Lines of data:
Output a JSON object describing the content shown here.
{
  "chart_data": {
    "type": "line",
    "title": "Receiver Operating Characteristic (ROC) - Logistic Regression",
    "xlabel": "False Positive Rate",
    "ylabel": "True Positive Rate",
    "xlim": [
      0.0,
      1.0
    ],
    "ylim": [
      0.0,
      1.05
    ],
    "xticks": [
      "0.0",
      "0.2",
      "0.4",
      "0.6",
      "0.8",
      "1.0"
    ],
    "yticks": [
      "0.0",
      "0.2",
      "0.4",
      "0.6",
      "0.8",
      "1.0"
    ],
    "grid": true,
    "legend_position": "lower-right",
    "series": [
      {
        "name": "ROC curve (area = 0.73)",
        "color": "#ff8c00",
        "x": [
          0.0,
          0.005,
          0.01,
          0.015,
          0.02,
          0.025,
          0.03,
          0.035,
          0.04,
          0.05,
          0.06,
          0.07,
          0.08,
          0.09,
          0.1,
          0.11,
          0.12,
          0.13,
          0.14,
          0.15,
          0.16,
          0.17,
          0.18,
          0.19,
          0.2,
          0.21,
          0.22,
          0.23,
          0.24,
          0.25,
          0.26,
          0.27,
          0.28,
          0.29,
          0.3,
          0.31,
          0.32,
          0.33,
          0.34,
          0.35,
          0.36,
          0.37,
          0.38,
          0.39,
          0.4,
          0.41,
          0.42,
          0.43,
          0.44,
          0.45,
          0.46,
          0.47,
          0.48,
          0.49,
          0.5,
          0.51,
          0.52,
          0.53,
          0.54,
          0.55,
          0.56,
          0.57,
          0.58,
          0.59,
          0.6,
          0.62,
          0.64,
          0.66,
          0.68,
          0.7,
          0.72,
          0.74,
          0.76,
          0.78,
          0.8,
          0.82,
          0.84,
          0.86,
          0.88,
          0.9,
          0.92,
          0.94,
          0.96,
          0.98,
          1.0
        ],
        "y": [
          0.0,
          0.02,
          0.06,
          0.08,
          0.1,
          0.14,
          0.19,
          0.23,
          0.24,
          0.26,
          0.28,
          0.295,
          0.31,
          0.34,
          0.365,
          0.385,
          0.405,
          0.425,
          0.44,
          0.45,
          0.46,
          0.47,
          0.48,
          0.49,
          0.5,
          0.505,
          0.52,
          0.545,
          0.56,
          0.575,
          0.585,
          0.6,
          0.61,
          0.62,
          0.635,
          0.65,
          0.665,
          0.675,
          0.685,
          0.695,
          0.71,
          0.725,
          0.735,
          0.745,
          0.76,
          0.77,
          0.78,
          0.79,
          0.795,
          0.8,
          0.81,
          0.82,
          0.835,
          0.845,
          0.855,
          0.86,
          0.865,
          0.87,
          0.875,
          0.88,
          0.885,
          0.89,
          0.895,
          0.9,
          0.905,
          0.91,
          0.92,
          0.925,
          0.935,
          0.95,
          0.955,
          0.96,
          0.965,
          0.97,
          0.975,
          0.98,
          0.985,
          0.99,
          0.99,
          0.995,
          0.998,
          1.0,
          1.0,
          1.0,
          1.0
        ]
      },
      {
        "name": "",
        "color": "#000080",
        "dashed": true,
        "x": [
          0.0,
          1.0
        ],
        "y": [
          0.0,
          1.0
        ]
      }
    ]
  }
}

=== WHAT IS EXPECTED ===
Give back the data above exactly as it appears.

=== RESULT ===
Output a JSON object describing the content shown here.
{
  "chart_data": {
    "type": "line",
    "title": "Receiver Operating Characteristic (ROC) - Logistic Regression",
    "xlabel": "False Positive Rate",
    "ylabel": "True Positive Rate",
    "xlim": [
      0.0,
      1.0
    ],
    "ylim": [
      0.0,
      1.05
    ],
    "xticks": [
      "0.0",
      "0.2",
      "0.4",
      "0.6",
      "0.8",
      "1.0"
    ],
    "yticks": [
      "0.0",
      "0.2",
      "0.4",
      "0.6",
      "0.8",
      "1.0"
    ],
    "grid": true,
    "legend_position": "lower-right",
    "series": [
      {
        "name": "ROC curve (area = 0.73)",
        "color": "#ff8c00",
        "x": [
          0.0,
          0.005,
          0.01,
          0.015,
          0.02,
          0.025,
          0.03,
          0.035,
          0.04,
          0.05,
          0.06,
          0.07,
          0.08,
          0.09,
          0.1,
          0.11,
          0.12,
          0.13,
          0.14,
          0.15,
          0.16,
          0.17,
          0.18,
          0.19,
          0.2,
          0.21,
          0.22,
          0.23,
          0.24,
          0.25,
          0.26,
          0.27,
          0.28,
          0.29,
          0.3,
          0.31,
          0.32,
          0.33,
          0.34,
          0.35,
          0.36,
          0.37,
          0.38,
          0.39,
          0.4,
          0.41,
          0.42,
          0.43,
          0.44,
          0.45,
          0.46,
          0.47,
          0.48,
          0.49,
          0.5,
          0.51,
          0.52,
          0.53,
          0.54,
          0.55,
          0.56,
          0.57,
          0.58,
          0.59,
          0.6,
          0.62,
          0.64,
          0.66,
          0.68,
          0.7,
          0.72,
          0.74,
          0.76,
          0.78,
          0.8,
          0.82,
          0.84,
          0.86,
          0.88,
          0.9,
          0.92,
          0.94,
          0.96,
          0.98,
          1.0
        ],
        "y": [
          0.0,
          0.02,
          0.06,
          0.08,
          0.1,
          0.14,
          0.19,
          0.23,
          0.24,
          0.26,
          0.28,
          0.295,
          0.31,
          0.34,
          0.365,
          0.385,
          0.405,
          0.425,
          0.44,
          0.45,
          0.46,
          0.47,
          0.48,
          0.49,
          0.5,
          0.505,
          0.52,
          0.545,
          0.56,
          0.575,
          0.585,
          0.6,
          0.61,
          0.62,
          0.635,
          0.65,
          0.665,
          0.675,
          0.685,
          0.695,
          0.71,
          0.725,
          0.735,
          0.745,
          0.76,
          0.77,
          0.78,
          0.79,
          0.795,
          0.8,
          0.81,
          0.82,
          0.835,
          0.845,
          0.855,
          0.86,
          0.865,
          0.87,
          0.875,
          0.88,
          0.885,
          0.89,
          0.895,
          0.9,
          0.905,
          0.91,
          0.92,
          0.925,
          0.935,
          0.95,
          0.955,
          0.96,
          0.965,
          0.97,
          0.975,
          0.98,
          0.985,
          0.99,
          0.99,
          0.995,
          0.998,
          1.0,
          1.0,
          1.0,
          1.0
        ]
      },
      {
        "name": "",
        "color": "#000080",
        "dashed": true,
        "x": [
          0.0,
          1.0
        ],
        "y": [
          0.0,
          1.0
        ]
      }
    ]
  }
}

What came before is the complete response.